**RECORDS TO USE:**
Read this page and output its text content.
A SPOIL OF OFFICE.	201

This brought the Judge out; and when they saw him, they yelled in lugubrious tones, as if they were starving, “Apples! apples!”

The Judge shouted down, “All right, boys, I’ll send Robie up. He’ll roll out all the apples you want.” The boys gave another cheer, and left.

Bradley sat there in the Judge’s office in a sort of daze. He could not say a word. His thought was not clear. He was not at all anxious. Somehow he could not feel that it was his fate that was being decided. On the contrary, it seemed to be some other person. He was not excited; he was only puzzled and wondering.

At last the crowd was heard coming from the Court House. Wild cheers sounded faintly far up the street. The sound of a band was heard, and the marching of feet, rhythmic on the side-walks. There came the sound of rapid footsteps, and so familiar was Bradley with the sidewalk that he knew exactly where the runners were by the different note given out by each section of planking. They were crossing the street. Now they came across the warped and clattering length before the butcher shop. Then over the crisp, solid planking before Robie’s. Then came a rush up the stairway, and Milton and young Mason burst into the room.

**TO DO:**
Nothing may be left out: return each entry exactly as it reads.

**THE RESULT:**
Read this page and output its text content.
A SPOIL OF OFFICE.	201

This brought the Judge out; and when they saw him, they yelled in lugubrious tones, as if they were starving, “Apples! apples!”

The Judge shouted down, “All right, boys, I’ll send Robie up. He’ll roll out all the apples you want.” The boys gave another cheer, and left.

Bradley sat there in the Judge’s office in a sort of daze. He could not say a word. His thought was not clear. He was not at all anxious. Somehow he could not feel that it was his fate that was being decided. On the contrary, it seemed to be some other person. He was not excited; he was only puzzled and wondering.

At last the crowd was heard coming from the Court House. Wild cheers sounded faintly far up the street. The sound of a band was heard, and the marching of feet, rhythmic on the side-walks. There came the sound of rapid footsteps, and so familiar was Bradley with the sidewalk that he knew exactly where the runners were by the different note given out by each section of planking. They were crossing the street. Now they came across the warped and clattering length before the butcher shop. Then over the crisp, solid planking before Robie’s. Then came a rush up the stairway, and Milton and young Mason burst into the room.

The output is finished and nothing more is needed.